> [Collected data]
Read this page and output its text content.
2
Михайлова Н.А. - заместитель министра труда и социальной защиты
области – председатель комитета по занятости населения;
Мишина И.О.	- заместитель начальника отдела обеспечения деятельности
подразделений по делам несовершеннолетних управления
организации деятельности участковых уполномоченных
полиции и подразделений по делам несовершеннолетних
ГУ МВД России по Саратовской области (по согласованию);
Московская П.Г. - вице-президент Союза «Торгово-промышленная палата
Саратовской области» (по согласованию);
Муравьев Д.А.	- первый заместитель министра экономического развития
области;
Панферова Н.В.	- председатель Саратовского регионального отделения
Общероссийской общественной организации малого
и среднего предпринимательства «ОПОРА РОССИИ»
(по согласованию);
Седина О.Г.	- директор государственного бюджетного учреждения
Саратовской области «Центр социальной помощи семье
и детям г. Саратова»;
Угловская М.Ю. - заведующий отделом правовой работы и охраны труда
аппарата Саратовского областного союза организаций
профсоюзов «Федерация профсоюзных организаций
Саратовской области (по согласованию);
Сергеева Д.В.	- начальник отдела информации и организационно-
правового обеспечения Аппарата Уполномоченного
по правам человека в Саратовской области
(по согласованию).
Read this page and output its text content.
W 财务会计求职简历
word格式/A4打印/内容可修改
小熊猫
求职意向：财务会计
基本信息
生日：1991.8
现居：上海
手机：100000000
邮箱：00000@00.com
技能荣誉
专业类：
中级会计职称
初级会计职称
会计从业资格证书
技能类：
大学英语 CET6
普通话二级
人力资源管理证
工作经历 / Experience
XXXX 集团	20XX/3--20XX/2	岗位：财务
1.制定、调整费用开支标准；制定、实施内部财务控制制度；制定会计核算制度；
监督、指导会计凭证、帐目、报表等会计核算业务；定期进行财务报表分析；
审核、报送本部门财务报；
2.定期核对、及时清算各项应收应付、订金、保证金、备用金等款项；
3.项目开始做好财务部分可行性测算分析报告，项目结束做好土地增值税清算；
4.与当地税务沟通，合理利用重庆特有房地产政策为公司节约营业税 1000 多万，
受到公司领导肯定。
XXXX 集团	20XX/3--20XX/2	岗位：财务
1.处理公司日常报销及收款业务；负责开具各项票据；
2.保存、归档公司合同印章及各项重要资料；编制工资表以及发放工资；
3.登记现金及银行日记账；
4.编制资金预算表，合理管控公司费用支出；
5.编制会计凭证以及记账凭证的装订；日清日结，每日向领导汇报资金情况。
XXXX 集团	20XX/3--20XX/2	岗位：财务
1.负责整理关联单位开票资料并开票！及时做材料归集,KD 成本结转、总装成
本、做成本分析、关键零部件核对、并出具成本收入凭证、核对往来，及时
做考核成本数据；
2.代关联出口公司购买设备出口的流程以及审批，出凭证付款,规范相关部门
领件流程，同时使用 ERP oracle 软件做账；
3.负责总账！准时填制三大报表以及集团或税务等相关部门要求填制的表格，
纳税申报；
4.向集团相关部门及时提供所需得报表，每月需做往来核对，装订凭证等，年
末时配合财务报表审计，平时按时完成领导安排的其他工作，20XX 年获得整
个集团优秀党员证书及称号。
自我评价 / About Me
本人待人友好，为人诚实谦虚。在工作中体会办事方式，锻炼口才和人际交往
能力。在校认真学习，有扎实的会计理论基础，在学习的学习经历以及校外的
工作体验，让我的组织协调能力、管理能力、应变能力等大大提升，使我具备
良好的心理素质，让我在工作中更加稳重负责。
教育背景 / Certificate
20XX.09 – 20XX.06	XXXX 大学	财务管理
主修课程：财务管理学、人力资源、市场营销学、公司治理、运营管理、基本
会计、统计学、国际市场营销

> [Task directions] Find each line holding "министра". Copy it out.

> [Response]
Михайлова Н.А. - заместитель министра труда и социальной защиты
Муравьев Д.А.	- первый заместитель министра экономического развития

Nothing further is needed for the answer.